_Aim of the task_
Would you quote the material below in full and unchanged?

_Collection entries_
=======
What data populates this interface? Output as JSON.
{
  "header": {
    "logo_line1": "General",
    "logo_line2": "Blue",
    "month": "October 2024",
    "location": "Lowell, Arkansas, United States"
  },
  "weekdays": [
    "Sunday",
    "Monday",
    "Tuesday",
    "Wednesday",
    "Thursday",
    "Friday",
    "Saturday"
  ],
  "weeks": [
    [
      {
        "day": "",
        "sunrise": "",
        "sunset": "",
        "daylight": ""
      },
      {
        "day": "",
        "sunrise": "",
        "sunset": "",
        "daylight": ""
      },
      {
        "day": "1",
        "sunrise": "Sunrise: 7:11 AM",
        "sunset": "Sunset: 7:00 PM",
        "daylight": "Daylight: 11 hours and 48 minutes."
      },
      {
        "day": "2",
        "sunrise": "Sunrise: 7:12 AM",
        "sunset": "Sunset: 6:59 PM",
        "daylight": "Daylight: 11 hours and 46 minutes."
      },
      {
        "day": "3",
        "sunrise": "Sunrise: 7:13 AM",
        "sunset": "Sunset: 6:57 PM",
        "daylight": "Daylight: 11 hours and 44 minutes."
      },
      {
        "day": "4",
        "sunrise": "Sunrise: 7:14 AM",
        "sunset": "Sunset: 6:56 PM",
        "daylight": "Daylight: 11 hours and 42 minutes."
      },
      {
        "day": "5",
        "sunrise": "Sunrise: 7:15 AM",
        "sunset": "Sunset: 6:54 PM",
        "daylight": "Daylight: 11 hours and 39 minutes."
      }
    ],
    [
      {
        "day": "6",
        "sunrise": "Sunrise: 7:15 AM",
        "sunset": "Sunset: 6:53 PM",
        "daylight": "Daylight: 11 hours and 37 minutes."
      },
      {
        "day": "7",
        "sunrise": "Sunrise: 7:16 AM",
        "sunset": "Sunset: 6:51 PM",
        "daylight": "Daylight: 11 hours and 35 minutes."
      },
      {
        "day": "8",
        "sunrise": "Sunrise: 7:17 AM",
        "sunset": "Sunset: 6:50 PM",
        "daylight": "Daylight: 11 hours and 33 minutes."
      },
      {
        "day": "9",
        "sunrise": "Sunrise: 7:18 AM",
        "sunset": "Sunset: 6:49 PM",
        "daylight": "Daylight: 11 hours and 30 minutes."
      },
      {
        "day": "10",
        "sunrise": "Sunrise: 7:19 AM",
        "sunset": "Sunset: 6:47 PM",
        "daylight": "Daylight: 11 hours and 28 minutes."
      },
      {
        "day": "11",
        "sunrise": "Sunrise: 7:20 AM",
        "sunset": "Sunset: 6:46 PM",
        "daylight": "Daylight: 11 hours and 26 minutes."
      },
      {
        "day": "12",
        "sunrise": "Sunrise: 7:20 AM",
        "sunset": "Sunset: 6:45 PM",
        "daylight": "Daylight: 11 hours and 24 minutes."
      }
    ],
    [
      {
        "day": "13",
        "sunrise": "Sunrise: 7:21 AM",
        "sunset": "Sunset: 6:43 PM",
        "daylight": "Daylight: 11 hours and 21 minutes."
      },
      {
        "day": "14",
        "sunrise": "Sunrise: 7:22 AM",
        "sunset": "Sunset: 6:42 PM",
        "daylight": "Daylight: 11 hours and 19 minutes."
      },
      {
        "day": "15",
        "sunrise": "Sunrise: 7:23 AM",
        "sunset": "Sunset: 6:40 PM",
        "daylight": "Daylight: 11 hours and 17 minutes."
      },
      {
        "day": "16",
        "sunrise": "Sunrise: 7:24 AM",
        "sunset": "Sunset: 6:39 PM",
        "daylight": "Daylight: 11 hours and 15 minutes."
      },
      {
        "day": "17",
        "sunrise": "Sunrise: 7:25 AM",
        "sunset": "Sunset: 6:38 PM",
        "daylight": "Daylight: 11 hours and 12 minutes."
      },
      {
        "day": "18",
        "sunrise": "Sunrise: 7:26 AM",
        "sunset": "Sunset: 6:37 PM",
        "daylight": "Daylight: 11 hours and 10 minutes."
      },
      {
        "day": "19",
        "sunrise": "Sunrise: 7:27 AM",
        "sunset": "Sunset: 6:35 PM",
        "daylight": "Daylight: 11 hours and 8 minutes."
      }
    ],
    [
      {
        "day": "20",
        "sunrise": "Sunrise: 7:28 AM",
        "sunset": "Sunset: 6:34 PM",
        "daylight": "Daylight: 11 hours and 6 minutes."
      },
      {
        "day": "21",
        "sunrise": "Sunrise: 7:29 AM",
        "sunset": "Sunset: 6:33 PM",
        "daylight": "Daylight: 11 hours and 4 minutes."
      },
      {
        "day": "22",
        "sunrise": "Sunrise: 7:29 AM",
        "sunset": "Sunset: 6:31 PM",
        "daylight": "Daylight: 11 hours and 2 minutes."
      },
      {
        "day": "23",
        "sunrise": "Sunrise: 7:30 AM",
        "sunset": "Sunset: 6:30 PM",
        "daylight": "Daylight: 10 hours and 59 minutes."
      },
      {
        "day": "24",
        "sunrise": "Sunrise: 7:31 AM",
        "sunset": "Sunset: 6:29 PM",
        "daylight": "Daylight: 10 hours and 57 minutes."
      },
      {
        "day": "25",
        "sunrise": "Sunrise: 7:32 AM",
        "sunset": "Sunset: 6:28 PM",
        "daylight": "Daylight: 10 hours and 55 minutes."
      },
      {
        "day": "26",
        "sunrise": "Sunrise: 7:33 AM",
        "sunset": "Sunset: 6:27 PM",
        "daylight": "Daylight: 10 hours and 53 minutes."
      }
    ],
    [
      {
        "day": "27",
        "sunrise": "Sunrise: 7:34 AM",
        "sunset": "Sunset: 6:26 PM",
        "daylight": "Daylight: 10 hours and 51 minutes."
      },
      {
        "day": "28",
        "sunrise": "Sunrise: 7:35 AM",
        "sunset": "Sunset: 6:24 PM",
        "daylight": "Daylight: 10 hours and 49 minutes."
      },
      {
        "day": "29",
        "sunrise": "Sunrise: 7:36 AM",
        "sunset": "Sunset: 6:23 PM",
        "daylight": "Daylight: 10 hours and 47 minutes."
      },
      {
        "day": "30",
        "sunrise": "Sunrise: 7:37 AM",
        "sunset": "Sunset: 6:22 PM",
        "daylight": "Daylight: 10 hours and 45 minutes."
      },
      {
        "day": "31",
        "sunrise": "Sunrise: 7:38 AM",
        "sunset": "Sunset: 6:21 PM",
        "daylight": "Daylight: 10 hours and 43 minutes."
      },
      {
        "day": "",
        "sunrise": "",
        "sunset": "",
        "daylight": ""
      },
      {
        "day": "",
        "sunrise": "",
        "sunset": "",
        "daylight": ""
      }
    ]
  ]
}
=======
_Exercise answer_
What data populates this interface? Output as JSON.
{
  "header": {
    "logo_line1": "General",
    "logo_line2": "Blue",
    "month": "October 2024",
    "location": "Lowell, Arkansas, United States"
  },
  "weekdays": [
    "Sunday",
    "Monday",
    "Tuesday",
    "Wednesday",
    "Thursday",
    "Friday",
    "Saturday"
  ],
  "weeks": [
    [
      {
        "day": "",
        "sunrise": "",
        "sunset": "",
        "daylight": ""
      },
      {
        "day": "",
        "sunrise": "",
        "sunset": "",
        "daylight": ""
      },
      {
        "day": "1",
        "sunrise": "Sunrise: 7:11 AM",
        "sunset": "Sunset: 7:00 PM",
        "daylight": "Daylight: 11 hours and 48 minutes."
      },
      {
        "day": "2",
        "sunrise": "Sunrise: 7:12 AM",
        "sunset": "Sunset: 6:59 PM",
        "daylight": "Daylight: 11 hours and 46 minutes."
      },
      {
        "day": "3",
        "sunrise": "Sunrise: 7:13 AM",
        "sunset": "Sunset: 6:57 PM",
        "daylight": "Daylight: 11 hours and 44 minutes."
      },
      {
        "day": "4",
        "sunrise": "Sunrise: 7:14 AM",
        "sunset": "Sunset: 6:56 PM",
        "daylight": "Daylight: 11 hours and 42 minutes."
      },
      {
        "day": "5",
        "sunrise": "Sunrise: 7:15 AM",
        "sunset": "Sunset: 6:54 PM",
        "daylight": "Daylight: 11 hours and 39 minutes."
      }
    ],
    [
      {
        "day": "6",
        "sunrise": "Sunrise: 7:15 AM",
        "sunset": "Sunset: 6:53 PM",
        "daylight": "Daylight: 11 hours and 37 minutes."
      },
      {
        "day": "7",
        "sunrise": "Sunrise: 7:16 AM",
        "sunset": "Sunset: 6:51 PM",
        "daylight": "Daylight: 11 hours and 35 minutes."
      },
      {
        "day": "8",
        "sunrise": "Sunrise: 7:17 AM",
        "sunset": "Sunset: 6:50 PM",
        "daylight": "Daylight: 11 hours and 33 minutes."
      },
      {
        "day": "9",
        "sunrise": "Sunrise: 7:18 AM",
        "sunset": "Sunset: 6:49 PM",
        "daylight": "Daylight: 11 hours and 30 minutes."
      },
      {
        "day": "10",
        "sunrise": "Sunrise: 7:19 AM",
        "sunset": "Sunset: 6:47 PM",
        "daylight": "Daylight: 11 hours and 28 minutes."
      },
      {
        "day": "11",
        "sunrise": "Sunrise: 7:20 AM",
        "sunset": "Sunset: 6:46 PM",
        "daylight": "Daylight: 11 hours and 26 minutes."
      },
      {
        "day": "12",
        "sunrise": "Sunrise: 7:20 AM",
        "sunset": "Sunset: 6:45 PM",
        "daylight": "Daylight: 11 hours and 24 minutes."
      }
    ],
    [
      {
        "day": "13",
        "sunrise": "Sunrise: 7:21 AM",
        "sunset": "Sunset: 6:43 PM",
        "daylight": "Daylight: 11 hours and 21 minutes."
      },
      {
        "day": "14",
        "sunrise": "Sunrise: 7:22 AM",
        "sunset": "Sunset: 6:42 PM",
        "daylight": "Daylight: 11 hours and 19 minutes."
      },
      {
        "day": "15",
        "sunrise": "Sunrise: 7:23 AM",
        "sunset": "Sunset: 6:40 PM",
        "daylight": "Daylight: 11 hours and 17 minutes."
      },
      {
        "day": "16",
        "sunrise": "Sunrise: 7:24 AM",
        "sunset": "Sunset: 6:39 PM",
        "daylight": "Daylight: 11 hours and 15 minutes."
      },
      {
        "day": "17",
        "sunrise": "Sunrise: 7:25 AM",
        "sunset": "Sunset: 6:38 PM",
        "daylight": "Daylight: 11 hours and 12 minutes."
      },
      {
        "day": "18",
        "sunrise": "Sunrise: 7:26 AM",
        "sunset": "Sunset: 6:37 PM",
        "daylight": "Daylight: 11 hours and 10 minutes."
      },
      {
        "day": "19",
        "sunrise": "Sunrise: 7:27 AM",
        "sunset": "Sunset: 6:35 PM",
        "daylight": "Daylight: 11 hours and 8 minutes."
      }
    ],
    [
      {
        "day": "20",
        "sunrise": "Sunrise: 7:28 AM",
        "sunset": "Sunset: 6:34 PM",
        "daylight": "Daylight: 11 hours and 6 minutes."
      },
      {
        "day": "21",
        "sunrise": "Sunrise: 7:29 AM",
        "sunset": "Sunset: 6:33 PM",
        "daylight": "Daylight: 11 hours and 4 minutes."
      },
      {
        "day": "22",
        "sunrise": "Sunrise: 7:29 AM",
        "sunset": "Sunset: 6:31 PM",
        "daylight": "Daylight: 11 hours and 2 minutes."
      },
      {
        "day": "23",
        "sunrise": "Sunrise: 7:30 AM",
        "sunset": "Sunset: 6:30 PM",
        "daylight": "Daylight: 10 hours and 59 minutes."
      },
      {
        "day": "24",
        "sunrise": "Sunrise: 7:31 AM",
        "sunset": "Sunset: 6:29 PM",
        "daylight": "Daylight: 10 hours and 57 minutes."
      },
      {
        "day": "25",
        "sunrise": "Sunrise: 7:32 AM",
        "sunset": "Sunset: 6:28 PM",
        "daylight": "Daylight: 10 hours and 55 minutes."
      },
      {
        "day": "26",
        "sunrise": "Sunrise: 7:33 AM",
        "sunset": "Sunset: 6:27 PM",
        "daylight": "Daylight: 10 hours and 53 minutes."
      }
    ],
    [
      {
        "day": "27",
        "sunrise": "Sunrise: 7:34 AM",
        "sunset": "Sunset: 6:26 PM",
        "daylight": "Daylight: 10 hours and 51 minutes."
      },
      {
        "day": "28",
        "sunrise": "Sunrise: 7:35 AM",
        "sunset": "Sunset: 6:24 PM",
        "daylight": "Daylight: 10 hours and 49 minutes."
      },
      {
        "day": "29",
        "sunrise": "Sunrise: 7:36 AM",
        "sunset": "Sunset: 6:23 PM",
        "daylight": "Daylight: 10 hours and 47 minutes."
      },
      {
        "day": "30",
        "sunrise": "Sunrise: 7:37 AM",
        "sunset": "Sunset: 6:22 PM",
        "daylight": "Daylight: 10 hours and 45 minutes."
      },
      {
        "day": "31",
        "sunrise": "Sunrise: 7:38 AM",
        "sunset": "Sunset: 6:21 PM",
        "daylight": "Daylight: 10 hours and 43 minutes."
      },
      {
        "day": "",
        "sunrise": "",
        "sunset": "",
        "daylight": ""
      },
      {
        "day": "",
        "sunrise": "",
        "sunset": "",
        "daylight": ""
      }
    ]
  ]
}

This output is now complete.